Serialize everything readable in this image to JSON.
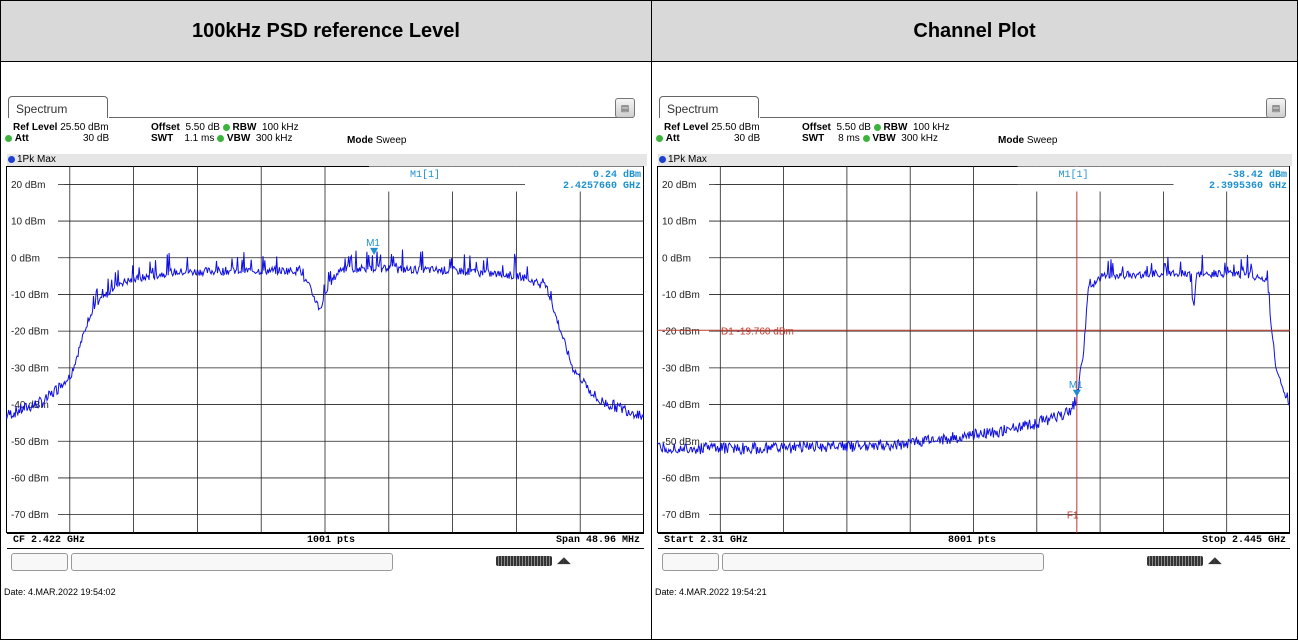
{
  "panels": [
    {
      "header": "100kHz PSD reference Level",
      "tab": "Spectrum",
      "ref_level_label": "Ref Level",
      "ref_level": "25.50 dBm",
      "att_label": "Att",
      "att": "30 dB",
      "offset_label": "Offset",
      "offset": "5.50 dB",
      "swt_label": "SWT",
      "swt": "1.1 ms",
      "rbw_label": "RBW",
      "rbw": "100 kHz",
      "vbw_label": "VBW",
      "vbw": "300 kHz",
      "mode_label": "Mode",
      "mode": "Sweep",
      "trace": "1Pk Max",
      "marker_label": "M1[1]",
      "marker_level": "0.24 dBm",
      "marker_freq": "2.4257660 GHz",
      "marker_tag": "M1",
      "footer_left": "CF 2.422 GHz",
      "footer_center": "1001 pts",
      "footer_right": "Span 48.96 MHz",
      "date": "Date: 4.MAR.2022  19:54:02"
    },
    {
      "header": "Channel Plot",
      "tab": "Spectrum",
      "ref_level_label": "Ref Level",
      "ref_level": "25.50 dBm",
      "att_label": "Att",
      "att": "30 dB",
      "offset_label": "Offset",
      "offset": "5.50 dB",
      "swt_label": "SWT",
      "swt": "8 ms",
      "rbw_label": "RBW",
      "rbw": "100 kHz",
      "vbw_label": "VBW",
      "vbw": "300 kHz",
      "mode_label": "Mode",
      "mode": "Sweep",
      "trace": "1Pk Max",
      "marker_label": "M1[1]",
      "marker_level": "-38.42 dBm",
      "marker_freq": "2.3995360 GHz",
      "marker_tag": "M1",
      "line_label": "D1  -19.760 dBm",
      "freq_line_label": "F1",
      "footer_left": "Start 2.31 GHz",
      "footer_center": "8001 pts",
      "footer_right": "Stop 2.445 GHz",
      "date": "Date: 4.MAR.2022  19:54:21"
    }
  ],
  "y_axis_labels": [
    "20 dBm",
    "10 dBm",
    "0 dBm",
    "-10 dBm",
    "-20 dBm",
    "-30 dBm",
    "-40 dBm",
    "-50 dBm",
    "-60 dBm",
    "-70 dBm"
  ],
  "colors": {
    "trace": "#1010e0",
    "marker": "#1e90d0",
    "limit_line": "#c0392b",
    "header_bg": "#d9d9d9"
  },
  "chart_data": [
    {
      "type": "line",
      "x_range_ghz": [
        2.39752,
        2.44648
      ],
      "ylim": [
        -75,
        25
      ],
      "grid": true,
      "series": [
        {
          "x": [
            2.3975,
            2.4005,
            2.4025,
            2.404,
            2.406,
            2.41,
            2.415,
            2.42,
            2.4208,
            2.4216,
            2.4224,
            2.4232,
            2.426,
            2.432,
            2.437,
            2.439,
            2.441,
            2.443,
            2.4465
          ],
          "values": [
            -43,
            -39,
            -32,
            -15,
            -7,
            -4,
            -3.5,
            -3.5,
            -8,
            -14,
            -7,
            -3,
            -3,
            -3.5,
            -5,
            -8,
            -30,
            -39,
            -43
          ]
        }
      ],
      "marker": {
        "x": 2.425766,
        "y": 0.24
      }
    },
    {
      "type": "line",
      "x_range_ghz": [
        2.31,
        2.445
      ],
      "ylim": [
        -75,
        25
      ],
      "grid": true,
      "series": [
        {
          "x": [
            2.31,
            2.33,
            2.36,
            2.38,
            2.39,
            2.398,
            2.3995,
            2.401,
            2.402,
            2.405,
            2.415,
            2.4235,
            2.4245,
            2.425,
            2.435,
            2.44,
            2.442,
            2.445
          ],
          "values": [
            -52,
            -52,
            -51,
            -48,
            -45.5,
            -42,
            -38.4,
            -25,
            -8,
            -5,
            -4.5,
            -4,
            -13,
            -4.5,
            -4.5,
            -6,
            -30,
            -40
          ]
        }
      ],
      "marker": {
        "x": 2.399536,
        "y": -38.42
      },
      "limit_line_dbm": -19.76,
      "freq_line_ghz": 2.399536
    }
  ]
}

INSTRUCTIONS FOR THE TASK: Extract all the entries word for word; omit any pictures.

RESULT:
Serialize everything readable in this image to JSON.
{
  "panels": [
    {
      "header": "100kHz PSD reference Level",
      "tab": "Spectrum",
      "ref_level_label": "Ref Level",
      "ref_level": "25.50 dBm",
      "att_label": "Att",
      "att": "30 dB",
      "offset_label": "Offset",
      "offset": "5.50 dB",
      "swt_label": "SWT",
      "swt": "1.1 ms",
      "rbw_label": "RBW",
      "rbw": "100 kHz",
      "vbw_label": "VBW",
      "vbw": "300 kHz",
      "mode_label": "Mode",
      "mode": "Sweep",
      "trace": "1Pk Max",
      "marker_label": "M1[1]",
      "marker_level": "0.24 dBm",
      "marker_freq": "2.4257660 GHz",
      "marker_tag": "M1",
      "footer_left": "CF 2.422 GHz",
      "footer_center": "1001 pts",
      "footer_right": "Span 48.96 MHz",
      "date": "Date: 4.MAR.2022  19:54:02"
    },
    {
      "header": "Channel Plot",
      "tab": "Spectrum",
      "ref_level_label": "Ref Level",
      "ref_level": "25.50 dBm",
      "att_label": "Att",
      "att": "30 dB",
      "offset_label": "Offset",
      "offset": "5.50 dB",
      "swt_label": "SWT",
      "swt": "8 ms",
      "rbw_label": "RBW",
      "rbw": "100 kHz",
      "vbw_label": "VBW",
      "vbw": "300 kHz",
      "mode_label": "Mode",
      "mode": "Sweep",
      "trace": "1Pk Max",
      "marker_label": "M1[1]",
      "marker_level": "-38.42 dBm",
      "marker_freq": "2.3995360 GHz",
      "marker_tag": "M1",
      "line_label": "D1  -19.760 dBm",
      "freq_line_label": "F1",
      "footer_left": "Start 2.31 GHz",
      "footer_center": "8001 pts",
      "footer_right": "Stop 2.445 GHz",
      "date": "Date: 4.MAR.2022  19:54:21"
    }
  ],
  "y_axis_labels": [
    "20 dBm",
    "10 dBm",
    "0 dBm",
    "-10 dBm",
    "-20 dBm",
    "-30 dBm",
    "-40 dBm",
    "-50 dBm",
    "-60 dBm",
    "-70 dBm"
  ],
  "colors": {
    "trace": "#1010e0",
    "marker": "#1e90d0",
    "limit_line": "#c0392b",
    "header_bg": "#d9d9d9"
  },
  "chart_data": [
    {
      "type": "line",
      "x_range_ghz": [
        2.39752,
        2.44648
      ],
      "ylim": [
        -75,
        25
      ],
      "grid": true,
      "series": [
        {
          "x": [
            2.3975,
            2.4005,
            2.4025,
            2.404,
            2.406,
            2.41,
            2.415,
            2.42,
            2.4208,
            2.4216,
            2.4224,
            2.4232,
            2.426,
            2.432,
            2.437,
            2.439,
            2.441,
            2.443,
            2.4465
          ],
          "values": [
            -43,
            -39,
            -32,
            -15,
            -7,
            -4,
            -3.5,
            -3.5,
            -8,
            -14,
            -7,
            -3,
            -3,
            -3.5,
            -5,
            -8,
            -30,
            -39,
            -43
          ]
        }
      ],
      "marker": {
        "x": 2.425766,
        "y": 0.24
      }
    },
    {
      "type": "line",
      "x_range_ghz": [
        2.31,
        2.445
      ],
      "ylim": [
        -75,
        25
      ],
      "grid": true,
      "series": [
        {
          "x": [
            2.31,
            2.33,
            2.36,
            2.38,
            2.39,
            2.398,
            2.3995,
            2.401,
            2.402,
            2.405,
            2.415,
            2.4235,
            2.4245,
            2.425,
            2.435,
            2.44,
            2.442,
            2.445
          ],
          "values": [
            -52,
            -52,
            -51,
            -48,
            -45.5,
            -42,
            -38.4,
            -25,
            -8,
            -5,
            -4.5,
            -4,
            -13,
            -4.5,
            -4.5,
            -6,
            -30,
            -40
          ]
        }
      ],
      "marker": {
        "x": 2.399536,
        "y": -38.42
      },
      "limit_line_dbm": -19.76,
      "freq_line_ghz": 2.399536
    }
  ]
}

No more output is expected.